PROMPT:
Take every line from the listing below that contains "BUSSACO".
--- Begin THE DATA ---
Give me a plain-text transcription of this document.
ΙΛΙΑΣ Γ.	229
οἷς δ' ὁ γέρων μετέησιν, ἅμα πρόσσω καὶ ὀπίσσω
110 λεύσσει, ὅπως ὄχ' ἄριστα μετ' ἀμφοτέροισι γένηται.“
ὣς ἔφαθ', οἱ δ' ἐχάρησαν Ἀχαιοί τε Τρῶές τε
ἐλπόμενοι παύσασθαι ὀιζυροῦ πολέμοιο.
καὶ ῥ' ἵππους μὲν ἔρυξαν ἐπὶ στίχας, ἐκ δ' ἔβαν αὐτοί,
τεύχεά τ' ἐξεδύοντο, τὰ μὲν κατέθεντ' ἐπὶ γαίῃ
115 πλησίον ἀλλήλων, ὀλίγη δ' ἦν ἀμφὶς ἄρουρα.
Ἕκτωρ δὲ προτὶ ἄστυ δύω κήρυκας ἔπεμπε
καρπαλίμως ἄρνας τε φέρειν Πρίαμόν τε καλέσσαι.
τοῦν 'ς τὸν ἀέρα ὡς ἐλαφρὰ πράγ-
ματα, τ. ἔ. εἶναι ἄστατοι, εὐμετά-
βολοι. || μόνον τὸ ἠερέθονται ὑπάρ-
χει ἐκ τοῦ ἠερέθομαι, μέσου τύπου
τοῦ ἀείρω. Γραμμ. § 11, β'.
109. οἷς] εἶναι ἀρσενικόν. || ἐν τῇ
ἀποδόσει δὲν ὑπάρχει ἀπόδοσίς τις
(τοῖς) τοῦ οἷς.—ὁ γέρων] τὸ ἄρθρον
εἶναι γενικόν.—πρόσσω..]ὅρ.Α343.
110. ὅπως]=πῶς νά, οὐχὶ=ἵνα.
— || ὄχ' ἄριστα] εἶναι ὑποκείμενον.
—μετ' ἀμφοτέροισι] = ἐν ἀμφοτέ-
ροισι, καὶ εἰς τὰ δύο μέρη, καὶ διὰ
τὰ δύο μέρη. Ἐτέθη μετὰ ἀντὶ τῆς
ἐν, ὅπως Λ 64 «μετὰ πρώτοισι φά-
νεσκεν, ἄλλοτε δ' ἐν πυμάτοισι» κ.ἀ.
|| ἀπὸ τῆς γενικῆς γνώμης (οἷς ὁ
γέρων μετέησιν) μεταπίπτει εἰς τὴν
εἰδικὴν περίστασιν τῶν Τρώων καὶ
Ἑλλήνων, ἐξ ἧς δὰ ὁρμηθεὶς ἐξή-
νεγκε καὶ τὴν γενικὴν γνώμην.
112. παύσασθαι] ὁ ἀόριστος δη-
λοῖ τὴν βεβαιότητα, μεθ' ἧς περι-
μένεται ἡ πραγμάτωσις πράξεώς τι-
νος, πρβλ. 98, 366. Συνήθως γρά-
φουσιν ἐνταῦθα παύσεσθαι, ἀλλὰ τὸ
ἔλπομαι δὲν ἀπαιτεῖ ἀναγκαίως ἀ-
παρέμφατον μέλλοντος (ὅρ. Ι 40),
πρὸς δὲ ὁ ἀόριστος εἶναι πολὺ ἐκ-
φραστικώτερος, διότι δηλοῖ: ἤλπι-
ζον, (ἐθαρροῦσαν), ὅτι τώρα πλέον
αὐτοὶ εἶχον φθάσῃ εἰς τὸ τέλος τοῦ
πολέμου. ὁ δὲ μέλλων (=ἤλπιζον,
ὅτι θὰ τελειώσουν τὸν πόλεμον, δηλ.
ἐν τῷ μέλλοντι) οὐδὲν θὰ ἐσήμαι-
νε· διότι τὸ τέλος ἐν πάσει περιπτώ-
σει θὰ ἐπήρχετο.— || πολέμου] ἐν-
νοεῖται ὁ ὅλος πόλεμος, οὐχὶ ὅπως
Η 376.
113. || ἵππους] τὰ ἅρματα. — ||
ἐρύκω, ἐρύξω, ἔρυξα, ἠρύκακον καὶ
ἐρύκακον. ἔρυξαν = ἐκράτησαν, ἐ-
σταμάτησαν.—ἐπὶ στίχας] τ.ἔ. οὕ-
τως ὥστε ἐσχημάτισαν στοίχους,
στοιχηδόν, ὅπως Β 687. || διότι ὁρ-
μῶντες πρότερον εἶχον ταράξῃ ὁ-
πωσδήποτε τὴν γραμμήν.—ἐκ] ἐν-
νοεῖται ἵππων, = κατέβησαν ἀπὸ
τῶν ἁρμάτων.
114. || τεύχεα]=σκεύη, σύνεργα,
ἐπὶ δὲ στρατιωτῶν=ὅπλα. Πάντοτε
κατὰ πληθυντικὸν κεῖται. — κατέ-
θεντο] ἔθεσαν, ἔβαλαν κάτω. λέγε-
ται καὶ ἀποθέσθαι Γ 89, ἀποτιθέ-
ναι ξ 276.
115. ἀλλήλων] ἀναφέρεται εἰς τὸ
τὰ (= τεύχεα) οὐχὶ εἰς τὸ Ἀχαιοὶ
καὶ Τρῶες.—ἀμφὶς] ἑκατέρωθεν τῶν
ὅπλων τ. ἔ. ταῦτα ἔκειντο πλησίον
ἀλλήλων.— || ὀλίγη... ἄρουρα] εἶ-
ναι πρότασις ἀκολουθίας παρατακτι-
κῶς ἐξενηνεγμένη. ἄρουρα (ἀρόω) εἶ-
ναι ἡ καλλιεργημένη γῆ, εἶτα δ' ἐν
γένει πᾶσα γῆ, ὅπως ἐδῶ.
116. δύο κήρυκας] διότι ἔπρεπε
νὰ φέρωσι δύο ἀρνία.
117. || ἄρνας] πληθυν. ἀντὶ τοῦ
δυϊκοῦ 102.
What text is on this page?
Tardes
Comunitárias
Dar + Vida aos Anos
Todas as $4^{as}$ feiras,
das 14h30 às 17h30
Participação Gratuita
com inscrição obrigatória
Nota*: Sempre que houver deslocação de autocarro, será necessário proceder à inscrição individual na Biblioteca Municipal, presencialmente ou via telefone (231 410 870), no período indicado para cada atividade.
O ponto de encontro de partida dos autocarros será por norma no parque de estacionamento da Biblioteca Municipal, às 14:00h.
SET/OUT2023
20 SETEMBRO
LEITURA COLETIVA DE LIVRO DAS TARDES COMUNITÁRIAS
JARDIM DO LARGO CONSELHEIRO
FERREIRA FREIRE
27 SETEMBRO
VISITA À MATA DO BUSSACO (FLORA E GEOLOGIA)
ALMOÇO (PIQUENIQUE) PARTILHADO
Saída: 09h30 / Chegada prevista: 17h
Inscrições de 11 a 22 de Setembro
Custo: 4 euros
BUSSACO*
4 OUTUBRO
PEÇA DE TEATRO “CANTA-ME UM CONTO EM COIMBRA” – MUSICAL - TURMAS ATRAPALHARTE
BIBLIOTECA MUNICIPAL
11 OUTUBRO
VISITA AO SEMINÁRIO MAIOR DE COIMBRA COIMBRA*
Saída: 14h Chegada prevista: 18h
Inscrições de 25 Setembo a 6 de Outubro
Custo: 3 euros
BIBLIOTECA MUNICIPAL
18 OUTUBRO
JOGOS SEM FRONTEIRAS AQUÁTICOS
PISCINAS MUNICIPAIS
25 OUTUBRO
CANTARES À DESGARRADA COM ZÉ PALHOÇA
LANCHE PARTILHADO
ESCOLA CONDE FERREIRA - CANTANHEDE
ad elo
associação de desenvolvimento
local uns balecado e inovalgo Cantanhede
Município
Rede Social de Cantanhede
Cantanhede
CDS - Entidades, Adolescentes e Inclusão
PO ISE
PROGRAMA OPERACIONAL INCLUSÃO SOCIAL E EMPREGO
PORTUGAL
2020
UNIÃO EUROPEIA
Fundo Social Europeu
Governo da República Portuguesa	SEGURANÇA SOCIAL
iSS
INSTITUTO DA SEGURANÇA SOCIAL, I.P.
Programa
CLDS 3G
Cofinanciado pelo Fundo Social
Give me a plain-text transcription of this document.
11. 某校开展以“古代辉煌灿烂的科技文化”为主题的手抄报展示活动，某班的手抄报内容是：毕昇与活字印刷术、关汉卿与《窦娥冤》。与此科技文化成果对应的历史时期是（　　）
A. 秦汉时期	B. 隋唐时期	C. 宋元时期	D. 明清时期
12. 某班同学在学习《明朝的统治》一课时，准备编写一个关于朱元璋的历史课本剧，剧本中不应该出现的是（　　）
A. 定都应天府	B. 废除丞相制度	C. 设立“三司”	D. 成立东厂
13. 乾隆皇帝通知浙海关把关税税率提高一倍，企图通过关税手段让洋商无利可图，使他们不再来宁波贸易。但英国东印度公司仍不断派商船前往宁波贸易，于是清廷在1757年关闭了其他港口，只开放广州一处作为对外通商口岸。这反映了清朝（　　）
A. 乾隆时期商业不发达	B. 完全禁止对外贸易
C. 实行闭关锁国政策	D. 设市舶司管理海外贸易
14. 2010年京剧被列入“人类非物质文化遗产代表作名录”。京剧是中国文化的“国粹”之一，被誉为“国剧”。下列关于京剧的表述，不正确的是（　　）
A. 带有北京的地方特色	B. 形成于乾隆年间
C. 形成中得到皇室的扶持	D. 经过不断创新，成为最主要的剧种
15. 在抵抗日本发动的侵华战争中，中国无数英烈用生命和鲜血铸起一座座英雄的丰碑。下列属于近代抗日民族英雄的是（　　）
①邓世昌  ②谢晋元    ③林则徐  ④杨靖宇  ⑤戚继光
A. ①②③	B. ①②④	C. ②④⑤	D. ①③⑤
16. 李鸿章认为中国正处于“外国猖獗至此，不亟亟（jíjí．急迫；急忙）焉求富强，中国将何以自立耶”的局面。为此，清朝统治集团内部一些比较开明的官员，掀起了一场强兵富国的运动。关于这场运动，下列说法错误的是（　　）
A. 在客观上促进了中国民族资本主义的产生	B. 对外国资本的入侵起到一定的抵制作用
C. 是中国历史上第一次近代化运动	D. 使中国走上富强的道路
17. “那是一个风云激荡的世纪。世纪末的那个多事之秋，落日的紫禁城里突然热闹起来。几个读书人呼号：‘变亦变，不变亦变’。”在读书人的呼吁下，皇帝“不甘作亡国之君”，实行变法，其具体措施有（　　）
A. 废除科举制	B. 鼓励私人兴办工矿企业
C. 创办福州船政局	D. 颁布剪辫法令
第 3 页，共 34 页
--- End THE DATA ---
TASK ANSWER:
VISITA À MATA DO BUSSACO (FLORA E GEOLOGIA)
BUSSACO*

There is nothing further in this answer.